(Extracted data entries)
<<<<

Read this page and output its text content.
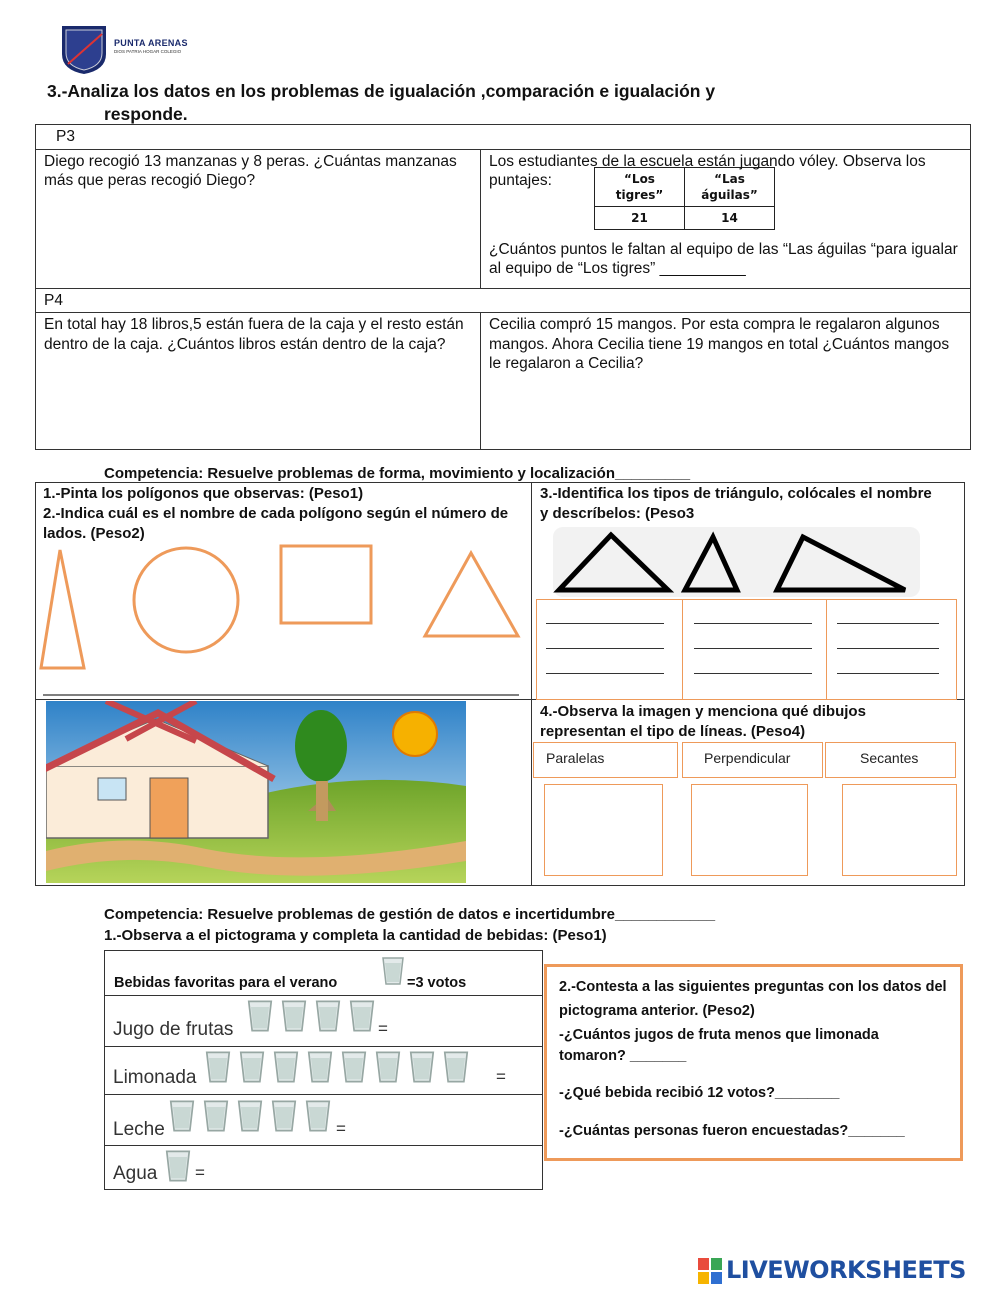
PUNTA ARENAS
DIOS PATRIA HOGAR COLEGIO
3.-Analiza los datos en los problemas de igualación ,comparación e igualación y
responde.
P3
Diego recogió 13 manzanas y 8 peras. ¿Cuántas manzanas más que peras recogió Diego?	
Los estudiantes de la escuela están jugando vóley. Observa los puntajes:	“Los tigres”	“Las águilas”
21	14
¿Cuántos puntos le faltan al equipo de las “Las águilas “para igualar al equipo de “Los tigres” __________

P4
En total hay 18 libros,5 están fuera de la caja y el resto están dentro de la caja. ¿Cuántos libros están dentro de la caja?	Cecilia compró 15 mangos. Por esta compra le regalaron algunos mangos. Ahora Cecilia tiene 19 mangos en total ¿Cuántos mangos le regalaron a Cecilia?
Competencia: Resuelve problemas de forma, movimiento y localización_________
1.-Pinta los polígonos que observas: (Peso1)
2.-Indica cuál es el nombre de cada polígono según el número de lados. (Peso2)
3.-Identifica los tipos de triángulo, colócales el nombre y descríbelos: (Peso3
4.-Observa la imagen y menciona qué dibujos representan el tipo de líneas. (Peso4)
Paralelas	Perpendicular	Secantes
Competencia: Resuelve problemas de gestión de datos e incertidumbre____________
1.-Observa a el pictograma y completa la cantidad de bebidas: (Peso1)
Bebidas favoritas para el verano	=3 votos
Jugo de frutas	=
Limonada	=
Leche	=
Agua =
2.-Contesta a las siguientes preguntas con los datos del pictograma anterior. (Peso2)
-¿Cuántos jugos de fruta menos que limonada tomaron? _______
-¿Qué bebida recibió 12 votos?________
-¿Cuántas personas fueron encuestadas?_______
LIVEWORKSHEETS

>>>>

Copy every line of the material in which the word "Competencia" occurs.

Task solution.
Competencia: Resuelve problemas de forma, movimiento y localización_________
Competencia: Resuelve problemas de gestión de datos e incertidumbre____________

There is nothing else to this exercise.